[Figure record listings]
==============================

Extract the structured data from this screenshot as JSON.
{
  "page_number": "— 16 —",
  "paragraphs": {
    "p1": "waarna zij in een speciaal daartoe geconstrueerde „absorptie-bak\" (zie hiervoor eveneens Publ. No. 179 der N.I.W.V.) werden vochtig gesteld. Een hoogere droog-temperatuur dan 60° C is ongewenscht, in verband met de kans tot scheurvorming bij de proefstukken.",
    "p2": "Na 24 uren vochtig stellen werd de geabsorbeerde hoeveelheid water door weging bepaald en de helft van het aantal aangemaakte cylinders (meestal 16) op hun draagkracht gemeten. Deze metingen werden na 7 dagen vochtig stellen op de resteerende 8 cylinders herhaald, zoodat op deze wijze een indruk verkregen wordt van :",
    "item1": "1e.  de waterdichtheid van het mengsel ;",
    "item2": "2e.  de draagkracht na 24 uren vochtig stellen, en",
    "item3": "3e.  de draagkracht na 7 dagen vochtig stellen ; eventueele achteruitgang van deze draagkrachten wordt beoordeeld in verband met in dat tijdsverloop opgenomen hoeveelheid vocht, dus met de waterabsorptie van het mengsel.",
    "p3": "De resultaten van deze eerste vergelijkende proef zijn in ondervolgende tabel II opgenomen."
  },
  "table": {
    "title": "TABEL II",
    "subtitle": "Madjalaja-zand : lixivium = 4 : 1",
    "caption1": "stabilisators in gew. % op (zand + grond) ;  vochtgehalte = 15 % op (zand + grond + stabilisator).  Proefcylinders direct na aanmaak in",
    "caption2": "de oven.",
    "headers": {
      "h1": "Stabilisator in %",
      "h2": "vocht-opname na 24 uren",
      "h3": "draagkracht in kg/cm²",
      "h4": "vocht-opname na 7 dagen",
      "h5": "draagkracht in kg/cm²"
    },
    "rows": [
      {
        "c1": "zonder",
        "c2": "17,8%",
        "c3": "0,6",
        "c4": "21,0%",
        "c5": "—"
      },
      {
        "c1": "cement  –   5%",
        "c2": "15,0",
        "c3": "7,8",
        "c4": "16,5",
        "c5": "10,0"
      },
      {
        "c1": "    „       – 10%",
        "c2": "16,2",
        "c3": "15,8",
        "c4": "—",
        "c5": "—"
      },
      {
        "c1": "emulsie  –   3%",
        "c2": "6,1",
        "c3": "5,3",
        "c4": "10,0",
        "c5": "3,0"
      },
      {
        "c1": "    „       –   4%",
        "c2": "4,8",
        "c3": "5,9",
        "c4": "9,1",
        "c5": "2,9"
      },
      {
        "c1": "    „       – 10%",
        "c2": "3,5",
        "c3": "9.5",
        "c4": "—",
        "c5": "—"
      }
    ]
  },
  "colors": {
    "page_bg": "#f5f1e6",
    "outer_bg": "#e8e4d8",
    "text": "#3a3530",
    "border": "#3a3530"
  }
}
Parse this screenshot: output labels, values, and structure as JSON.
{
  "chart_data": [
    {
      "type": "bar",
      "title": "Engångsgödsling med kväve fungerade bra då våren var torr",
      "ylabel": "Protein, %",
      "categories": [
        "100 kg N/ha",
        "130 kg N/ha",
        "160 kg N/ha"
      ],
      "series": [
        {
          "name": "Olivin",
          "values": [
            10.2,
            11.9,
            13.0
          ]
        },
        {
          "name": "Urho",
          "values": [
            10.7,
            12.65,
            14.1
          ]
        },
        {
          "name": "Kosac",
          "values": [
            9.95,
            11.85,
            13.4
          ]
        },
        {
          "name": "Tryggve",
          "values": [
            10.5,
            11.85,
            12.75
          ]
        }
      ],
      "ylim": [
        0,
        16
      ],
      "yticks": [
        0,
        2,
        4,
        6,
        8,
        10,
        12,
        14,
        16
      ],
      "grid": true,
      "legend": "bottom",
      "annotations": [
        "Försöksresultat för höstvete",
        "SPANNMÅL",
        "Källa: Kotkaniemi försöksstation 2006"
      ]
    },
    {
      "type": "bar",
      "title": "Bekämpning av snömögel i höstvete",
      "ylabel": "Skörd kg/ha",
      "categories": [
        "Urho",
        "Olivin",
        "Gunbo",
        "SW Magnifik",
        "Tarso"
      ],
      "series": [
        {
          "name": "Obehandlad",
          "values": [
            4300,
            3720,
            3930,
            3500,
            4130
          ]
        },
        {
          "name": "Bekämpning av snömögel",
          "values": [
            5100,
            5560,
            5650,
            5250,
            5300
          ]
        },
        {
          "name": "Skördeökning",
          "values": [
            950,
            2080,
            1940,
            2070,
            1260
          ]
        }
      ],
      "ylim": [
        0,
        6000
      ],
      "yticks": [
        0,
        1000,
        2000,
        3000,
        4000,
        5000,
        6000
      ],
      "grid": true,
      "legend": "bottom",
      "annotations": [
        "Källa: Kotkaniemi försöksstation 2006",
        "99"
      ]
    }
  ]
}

==============================

Copy out each record, keeping every word as it is.

Extract the structured data from this screenshot as JSON.
{
  "page_number": "— 16 —",
  "paragraphs": {
    "p1": "waarna zij in een speciaal daartoe geconstrueerde „absorptie-bak\" (zie hiervoor eveneens Publ. No. 179 der N.I.W.V.) werden vochtig gesteld. Een hoogere droog-temperatuur dan 60° C is ongewenscht, in verband met de kans tot scheurvorming bij de proefstukken.",
    "p2": "Na 24 uren vochtig stellen werd de geabsorbeerde hoeveelheid water door weging bepaald en de helft van het aantal aangemaakte cylinders (meestal 16) op hun draagkracht gemeten. Deze metingen werden na 7 dagen vochtig stellen op de resteerende 8 cylinders herhaald, zoodat op deze wijze een indruk verkregen wordt van :",
    "item1": "1e.  de waterdichtheid van het mengsel ;",
    "item2": "2e.  de draagkracht na 24 uren vochtig stellen, en",
    "item3": "3e.  de draagkracht na 7 dagen vochtig stellen ; eventueele achteruitgang van deze draagkrachten wordt beoordeeld in verband met in dat tijdsverloop opgenomen hoeveelheid vocht, dus met de waterabsorptie van het mengsel.",
    "p3": "De resultaten van deze eerste vergelijkende proef zijn in ondervolgende tabel II opgenomen."
  },
  "table": {
    "title": "TABEL II",
    "subtitle": "Madjalaja-zand : lixivium = 4 : 1",
    "caption1": "stabilisators in gew. % op (zand + grond) ;  vochtgehalte = 15 % op (zand + grond + stabilisator).  Proefcylinders direct na aanmaak in",
    "caption2": "de oven.",
    "headers": {
      "h1": "Stabilisator in %",
      "h2": "vocht-opname na 24 uren",
      "h3": "draagkracht in kg/cm²",
      "h4": "vocht-opname na 7 dagen",
      "h5": "draagkracht in kg/cm²"
    },
    "rows": [
      {
        "c1": "zonder",
        "c2": "17,8%",
        "c3": "0,6",
        "c4": "21,0%",
        "c5": "—"
      },
      {
        "c1": "cement  –   5%",
        "c2": "15,0",
        "c3": "7,8",
        "c4": "16,5",
        "c5": "10,0"
      },
      {
        "c1": "    „       – 10%",
        "c2": "16,2",
        "c3": "15,8",
        "c4": "—",
        "c5": "—"
      },
      {
        "c1": "emulsie  –   3%",
        "c2": "6,1",
        "c3": "5,3",
        "c4": "10,0",
        "c5": "3,0"
      },
      {
        "c1": "    „       –   4%",
        "c2": "4,8",
        "c3": "5,9",
        "c4": "9,1",
        "c5": "2,9"
      },
      {
        "c1": "    „       – 10%",
        "c2": "3,5",
        "c3": "9.5",
        "c4": "—",
        "c5": "—"
      }
    ]
  },
  "colors": {
    "page_bg": "#f5f1e6",
    "outer_bg": "#e8e4d8",
    "text": "#3a3530",
    "border": "#3a3530"
  }
}
Parse this screenshot: output labels, values, and structure as JSON.
{
  "chart_data": [
    {
      "type": "bar",
      "title": "Engångsgödsling med kväve fungerade bra då våren var torr",
      "ylabel": "Protein, %",
      "categories": [
        "100 kg N/ha",
        "130 kg N/ha",
        "160 kg N/ha"
      ],
      "series": [
        {
          "name": "Olivin",
          "values": [
            10.2,
            11.9,
            13.0
          ]
        },
        {
          "name": "Urho",
          "values": [
            10.7,
            12.65,
            14.1
          ]
        },
        {
          "name": "Kosac",
          "values": [
            9.95,
            11.85,
            13.4
          ]
        },
        {
          "name": "Tryggve",
          "values": [
            10.5,
            11.85,
            12.75
          ]
        }
      ],
      "ylim": [
        0,
        16
      ],
      "yticks": [
        0,
        2,
        4,
        6,
        8,
        10,
        12,
        14,
        16
      ],
      "grid": true,
      "legend": "bottom",
      "annotations": [
        "Försöksresultat för höstvete",
        "SPANNMÅL",
        "Källa: Kotkaniemi försöksstation 2006"
      ]
    },
    {
      "type": "bar",
      "title": "Bekämpning av snömögel i höstvete",
      "ylabel": "Skörd kg/ha",
      "categories": [
        "Urho",
        "Olivin",
        "Gunbo",
        "SW Magnifik",
        "Tarso"
      ],
      "series": [
        {
          "name": "Obehandlad",
          "values": [
            4300,
            3720,
            3930,
            3500,
            4130
          ]
        },
        {
          "name": "Bekämpning av snömögel",
          "values": [
            5100,
            5560,
            5650,
            5250,
            5300
          ]
        },
        {
          "name": "Skördeökning",
          "values": [
            950,
            2080,
            1940,
            2070,
            1260
          ]
        }
      ],
      "ylim": [
        0,
        6000
      ],
      "yticks": [
        0,
        1000,
        2000,
        3000,
        4000,
        5000,
        6000
      ],
      "grid": true,
      "legend": "bottom",
      "annotations": [
        "Källa: Kotkaniemi försöksstation 2006",
        "99"
      ]
    }
  ]
}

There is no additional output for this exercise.